Data records:

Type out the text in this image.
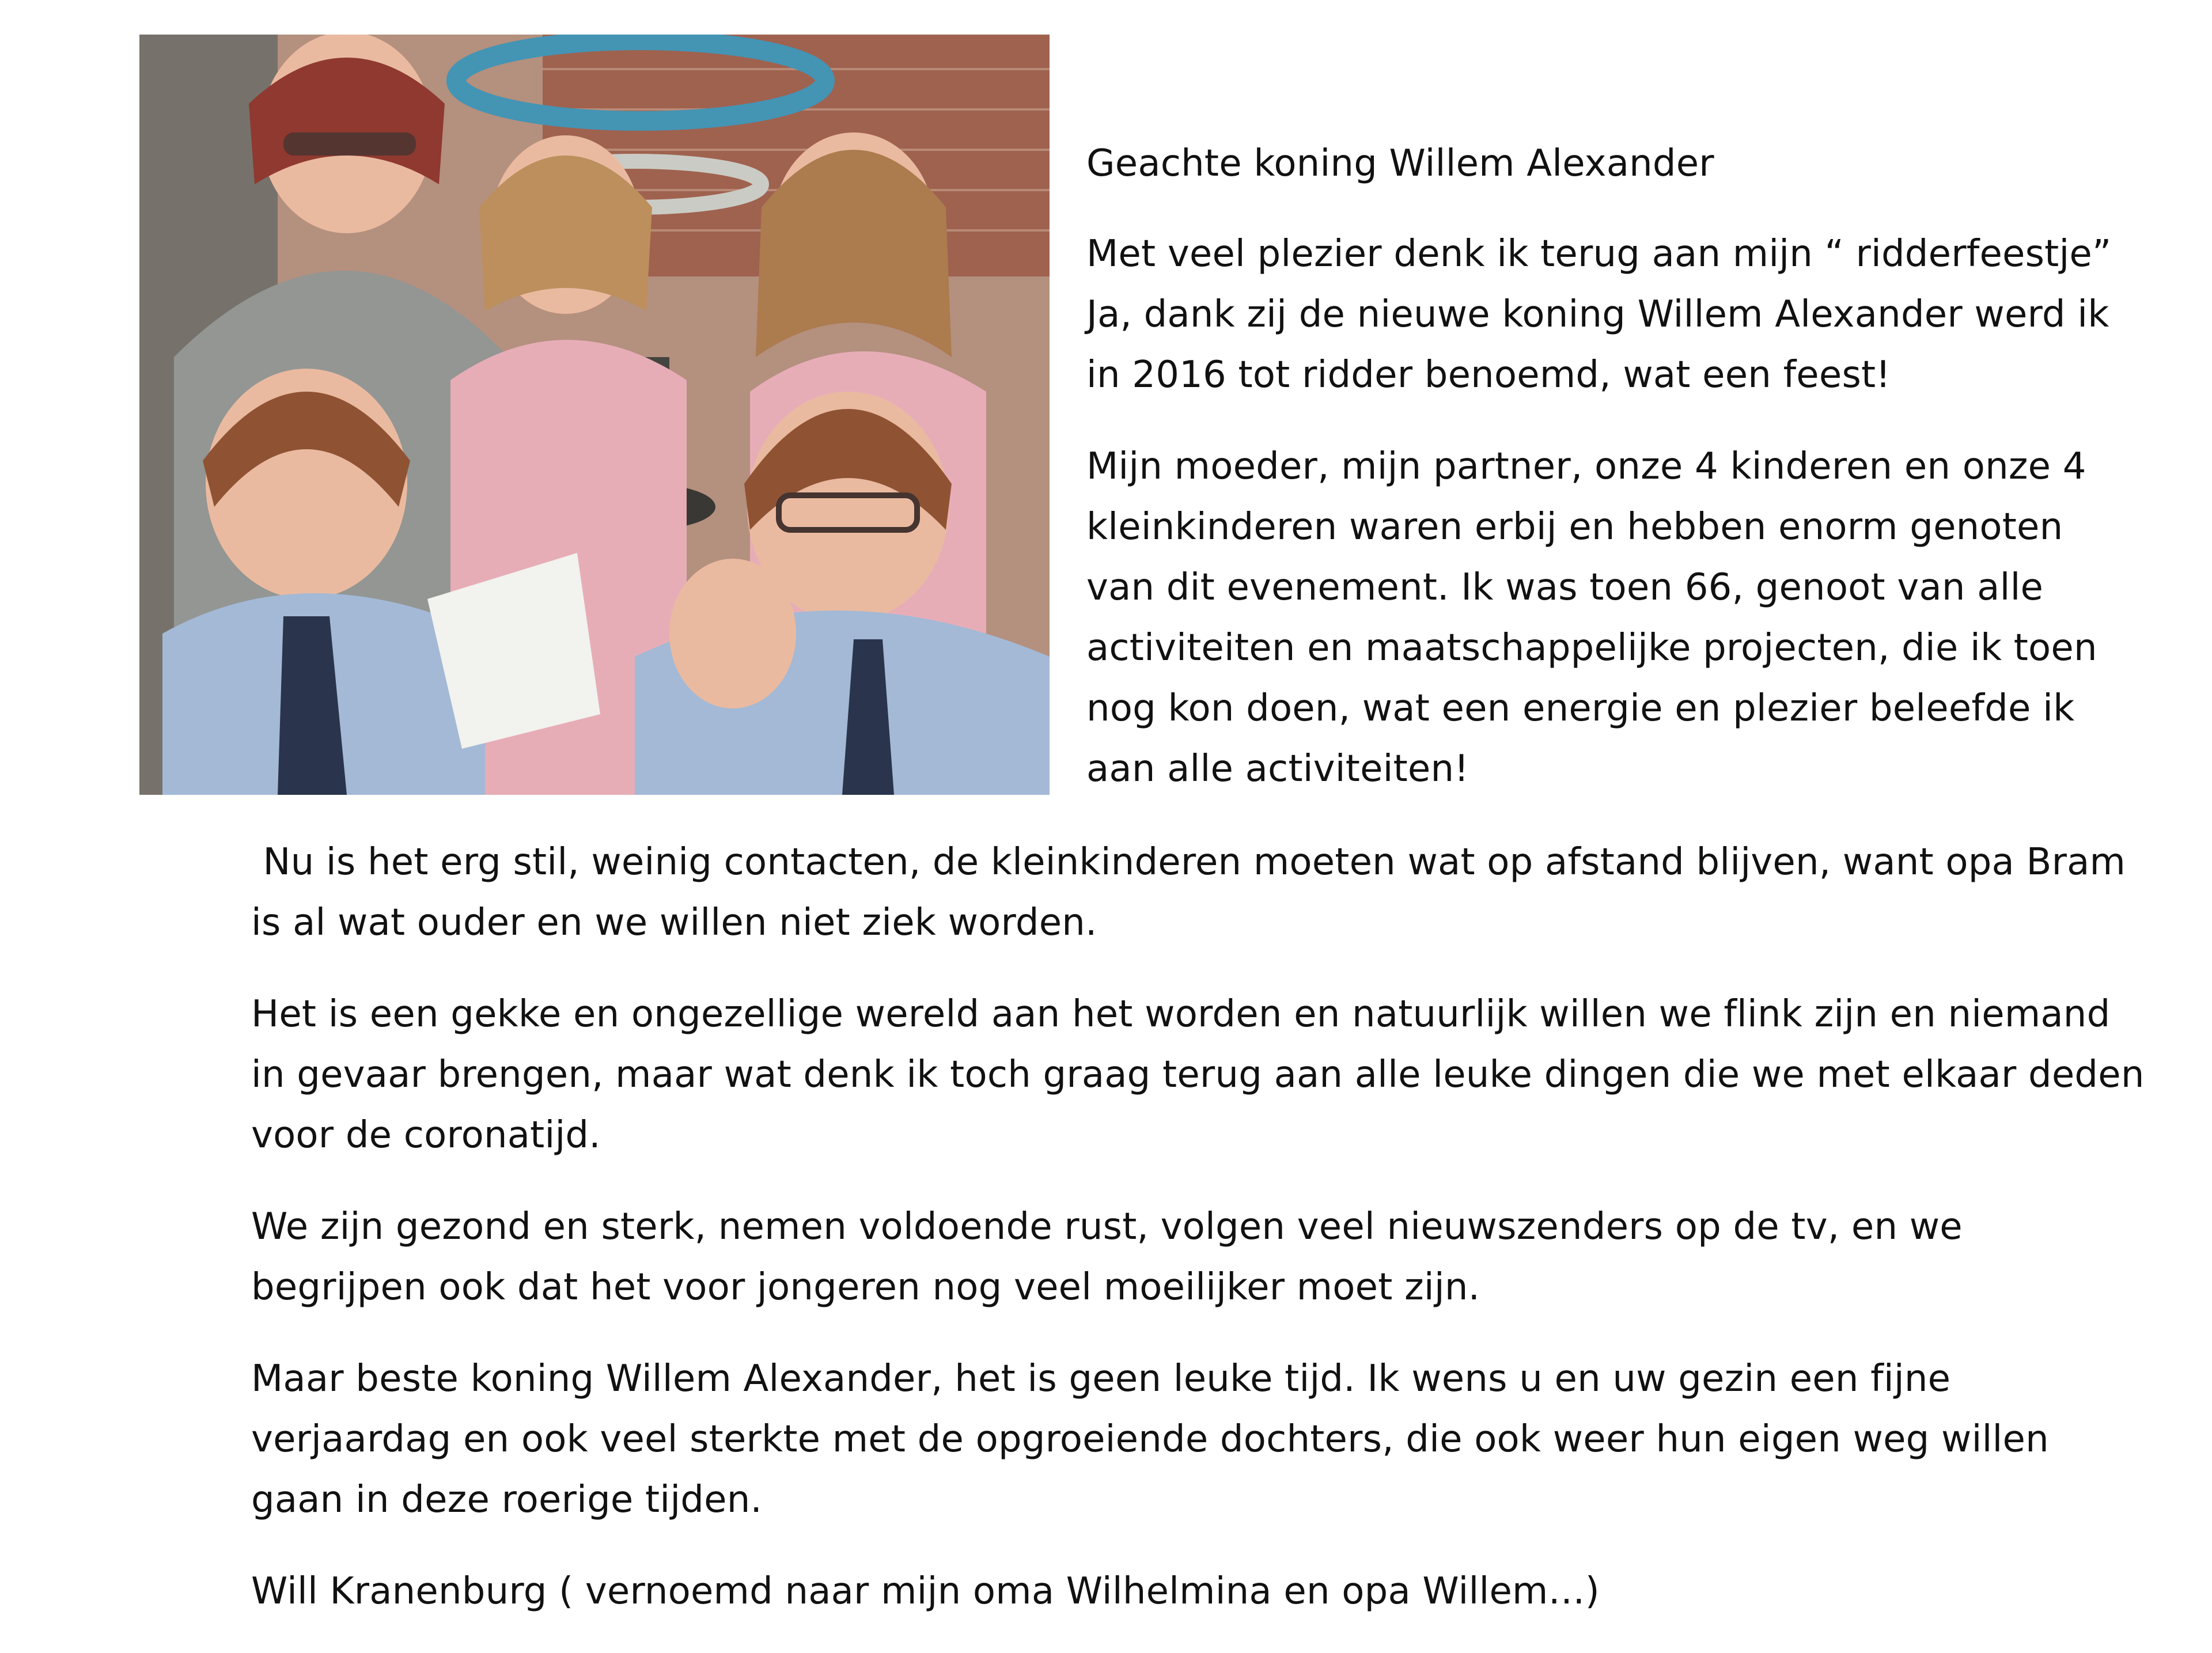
Geachte koning Willem Alexander

Met veel plezier denk ik terug aan mijn “ ridderfeestje”
Ja, dank zij de nieuwe koning Willem Alexander werd ik
in 2016 tot ridder benoemd, wat een feest!

Mijn moeder, mijn partner, onze 4 kinderen en onze 4
kleinkinderen waren erbij en hebben enorm genoten
van dit evenement. Ik was toen 66, genoot van alle
activiteiten en maatschappelijke projecten, die ik toen
nog kon doen, wat een energie en plezier beleefde ik
aan alle activiteiten!

Nu is het erg stil, weinig contacten, de kleinkinderen moeten wat op afstand blijven, want opa Bram
is al wat ouder en we willen niet ziek worden.

Het is een gekke en ongezellige wereld aan het worden en natuurlijk willen we flink zijn en niemand
in gevaar brengen, maar wat denk ik toch graag terug aan alle leuke dingen die we met elkaar deden
voor de coronatijd.

We zijn gezond en sterk, nemen voldoende rust, volgen veel nieuwszenders op de tv, en we
begrijpen ook dat het voor jongeren nog veel moeilijker moet zijn.

Maar beste koning Willem Alexander, het is geen leuke tijd. Ik wens u en uw gezin een fijne
verjaardag en ook veel sterkte met de opgroeiende dochters, die ook weer hun eigen weg willen
gaan in deze roerige tijden.

Will Kranenburg ( vernoemd naar mijn oma Wilhelmina en opa Willem…)
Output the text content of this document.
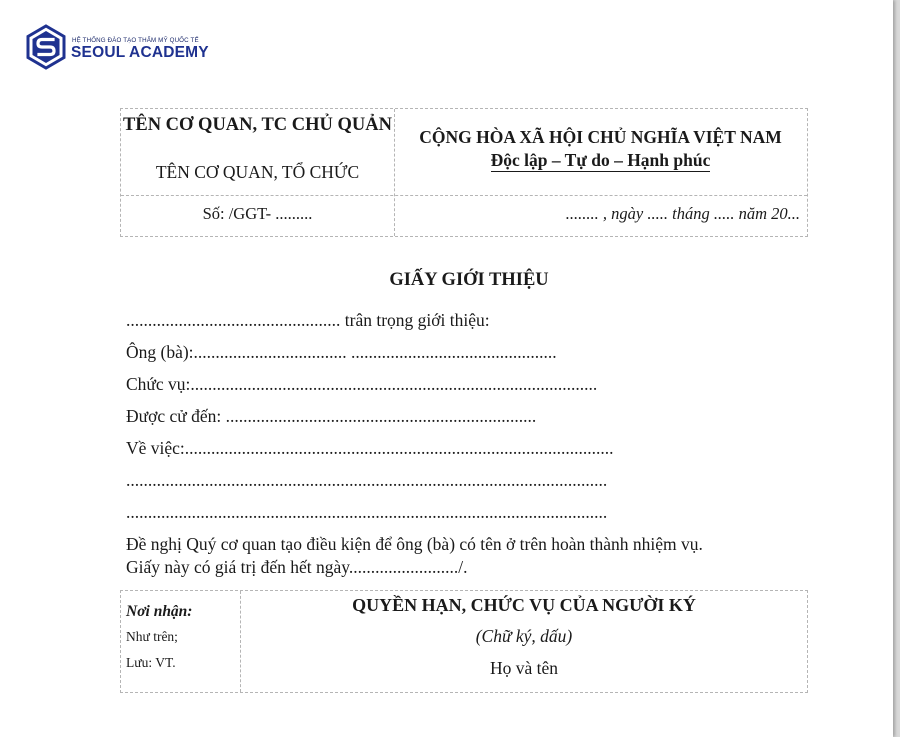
HỆ THỐNG ĐÀO TẠO THẨM MỸ QUỐC TẾ
SEOUL ACADEMY
TÊN CƠ QUAN, TC CHỦ QUẢN
TÊN CƠ QUAN, TỔ CHỨC
CỘNG HÒA XÃ HỘI CHỦ NGHĨA VIỆT NAM
Độc lập – Tự do – Hạnh phúc
Số: /GGT- .........	........ , ngày ..... tháng ..... năm 20...
GIẤY GIỚI THIỆU
................................................. trân trọng giới thiệu:
Ông (bà):................................... ...............................................
Chức vụ:.............................................................................................
Được cử đến: .......................................................................
Về việc:..................................................................................................
..............................................................................................................
..............................................................................................................
Đề nghị Quý cơ quan tạo điều kiện để ông (bà) có tên ở trên hoàn thành nhiệm vụ.
Giấy này có giá trị đến hết ngày........................./.
Nơi nhận:
Như trên;
Lưu: VT.
QUYỀN HẠN, CHỨC VỤ CỦA NGƯỜI KÝ
(Chữ ký, dấu)
Họ và tên
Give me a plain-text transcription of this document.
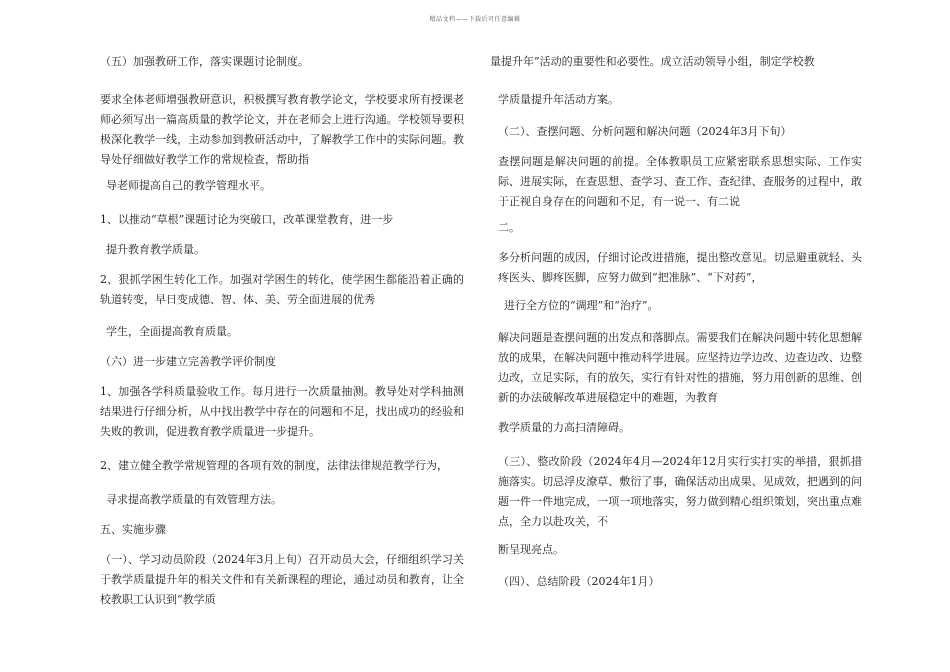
精品文档——下载后可任意编辑

（五）加强教研工作，落实课题讨论制度。

要求全体老师增强教研意识，积极撰写教育教学论文，学校要求所有授课老师必须写出一篇高质量的教学论文，并在老师会上进行沟通。学校领导要积极深化教学一线，主动参加到教研活动中，了解教学工作中的实际问题。教导处仔细做好教学工作的常规检查，帮助指

导老师提高自己的教学管理水平。

1、以推动“草根”课题讨论为突破口，改革课堂教育，进一步

提升教育教学质量。

2、狠抓学困生转化工作。加强对学困生的转化，使学困生都能沿着正确的轨道转变，早日变成德、智、体、美、劳全面进展的优秀

学生，全面提高教育质量。

（六）进一步建立完善教学评价制度

1、加强各学科质量验收工作。每月进行一次质量抽测。教导处对学科抽测结果进行仔细分析，从中找出教学中存在的问题和不足，找出成功的经验和失败的教训，促进教育教学质量进一步提升。

2、建立健全教学常规管理的各项有效的制度，法律法律规范教学行为，

寻求提高教学质量的有效管理方法。

五、实施步骤

（一）、学习动员阶段（2024年3月上旬）召开动员大会，仔细组织学习关于教学质量提升年的相关文件和有关新课程的理论，通过动员和教育，让全校教职工认识到“教学质

量提升年”活动的重要性和必要性。成立活动领导小组，制定学校教

学质量提升年活动方案。

（二）、查摆问题、分析问题和解决问题（2024年3月下旬）

查摆问题是解决问题的前提。全体教职员工应紧密联系思想实际、工作实际、进展实际，在查思想、查学习、查工作、查纪律、查服务的过程中，敢于正视自身存在的问题和不足，有一说一、有二说

二。

多分析问题的成因，仔细讨论改进措施，提出整改意见。切忌避重就轻、头疼医头、脚疼医脚，应努力做到“把准脉”、“下对药”，

进行全方位的“调理”和“治疗”。

解决问题是查摆问题的出发点和落脚点。需要我们在解决问题中转化思想解放的成果，在解决问题中推动科学进展。应坚持边学边改、边查边改、边整边改，立足实际，有的放矢，实行有针对性的措施，努力用创新的思维、创新的办法破解改革进展稳定中的难题，为教育

教学质量的力高扫清障碍。

（三）、整改阶段（2024年4月—2024年12月实行实打实的举措，狠抓措施落实。切忌浮皮潦草、敷衍了事，确保活动出成果、见成效，把遇到的问题一件一件地完成，一项一项地落实，努力做到精心组织策划，突出重点难点，全力以赴攻关，不

断呈现亮点。

（四）、总结阶段（2024年1月）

• _PROMPT_:
Write out all the entries word for word, but skip any images.

• _SOLUTION TO THE EXERCISE_:
Type out the text in this image.
Geachte koning Willem Alexander

Met veel plezier denk ik terug aan mijn “ ridderfeestje”
Ja, dank zij de nieuwe koning Willem Alexander werd ik
in 2016 tot ridder benoemd, wat een feest!

Mijn moeder, mijn partner, onze 4 kinderen en onze 4
kleinkinderen waren erbij en hebben enorm genoten
van dit evenement. Ik was toen 66, genoot van alle
activiteiten en maatschappelijke projecten, die ik toen
nog kon doen, wat een energie en plezier beleefde ik
aan alle activiteiten!

Nu is het erg stil, weinig contacten, de kleinkinderen moeten wat op afstand blijven, want opa Bram
is al wat ouder en we willen niet ziek worden.

Het is een gekke en ongezellige wereld aan het worden en natuurlijk willen we flink zijn en niemand
in gevaar brengen, maar wat denk ik toch graag terug aan alle leuke dingen die we met elkaar deden
voor de coronatijd.

We zijn gezond en sterk, nemen voldoende rust, volgen veel nieuwszenders op de tv, en we
begrijpen ook dat het voor jongeren nog veel moeilijker moet zijn.

Maar beste koning Willem Alexander, het is geen leuke tijd. Ik wens u en uw gezin een fijne
verjaardag en ook veel sterkte met de opgroeiende dochters, die ook weer hun eigen weg willen
gaan in deze roerige tijden.

Will Kranenburg ( vernoemd naar mijn oma Wilhelmina en opa Willem…)
Output the text content of this document.
HỆ THỐNG ĐÀO TẠO THẨM MỸ QUỐC TẾ
SEOUL ACADEMY
TÊN CƠ QUAN, TC CHỦ QUẢN
TÊN CƠ QUAN, TỔ CHỨC
CỘNG HÒA XÃ HỘI CHỦ NGHĨA VIỆT NAM
Độc lập – Tự do – Hạnh phúc
Số: /GGT- .........	........ , ngày ..... tháng ..... năm 20...
GIẤY GIỚI THIỆU
................................................. trân trọng giới thiệu:
Ông (bà):................................... ...............................................
Chức vụ:.............................................................................................
Được cử đến: .......................................................................
Về việc:..................................................................................................
..............................................................................................................
..............................................................................................................
Đề nghị Quý cơ quan tạo điều kiện để ông (bà) có tên ở trên hoàn thành nhiệm vụ.
Giấy này có giá trị đến hết ngày........................./.
Nơi nhận:
Như trên;
Lưu: VT.
QUYỀN HẠN, CHỨC VỤ CỦA NGƯỜI KÝ
(Chữ ký, dấu)
Họ và tên
Give me a plain-text transcription of this document.
精品文档——下载后可任意编辑

（五）加强教研工作，落实课题讨论制度。

要求全体老师增强教研意识，积极撰写教育教学论文，学校要求所有授课老师必须写出一篇高质量的教学论文，并在老师会上进行沟通。学校领导要积极深化教学一线，主动参加到教研活动中，了解教学工作中的实际问题。教导处仔细做好教学工作的常规检查，帮助指

导老师提高自己的教学管理水平。

1、以推动“草根”课题讨论为突破口，改革课堂教育，进一步

提升教育教学质量。

2、狠抓学困生转化工作。加强对学困生的转化，使学困生都能沿着正确的轨道转变，早日变成德、智、体、美、劳全面进展的优秀

学生，全面提高教育质量。

（六）进一步建立完善教学评价制度

1、加强各学科质量验收工作。每月进行一次质量抽测。教导处对学科抽测结果进行仔细分析，从中找出教学中存在的问题和不足，找出成功的经验和失败的教训，促进教育教学质量进一步提升。

2、建立健全教学常规管理的各项有效的制度，法律法律规范教学行为，

寻求提高教学质量的有效管理方法。

五、实施步骤

（一）、学习动员阶段（2024年3月上旬）召开动员大会，仔细组织学习关于教学质量提升年的相关文件和有关新课程的理论，通过动员和教育，让全校教职工认识到“教学质

量提升年”活动的重要性和必要性。成立活动领导小组，制定学校教

学质量提升年活动方案。

（二）、查摆问题、分析问题和解决问题（2024年3月下旬）

查摆问题是解决问题的前提。全体教职员工应紧密联系思想实际、工作实际、进展实际，在查思想、查学习、查工作、查纪律、查服务的过程中，敢于正视自身存在的问题和不足，有一说一、有二说

二。

多分析问题的成因，仔细讨论改进措施，提出整改意见。切忌避重就轻、头疼医头、脚疼医脚，应努力做到“把准脉”、“下对药”，

进行全方位的“调理”和“治疗”。

解决问题是查摆问题的出发点和落脚点。需要我们在解决问题中转化思想解放的成果，在解决问题中推动科学进展。应坚持边学边改、边查边改、边整边改，立足实际，有的放矢，实行有针对性的措施，努力用创新的思维、创新的办法破解改革进展稳定中的难题，为教育

教学质量的力高扫清障碍。

（三）、整改阶段（2024年4月—2024年12月实行实打实的举措，狠抓措施落实。切忌浮皮潦草、敷衍了事，确保活动出成果、见成效，把遇到的问题一件一件地完成，一项一项地落实，努力做到精心组织策划，突出重点难点，全力以赴攻关，不

断呈现亮点。

（四）、总结阶段（2024年1月）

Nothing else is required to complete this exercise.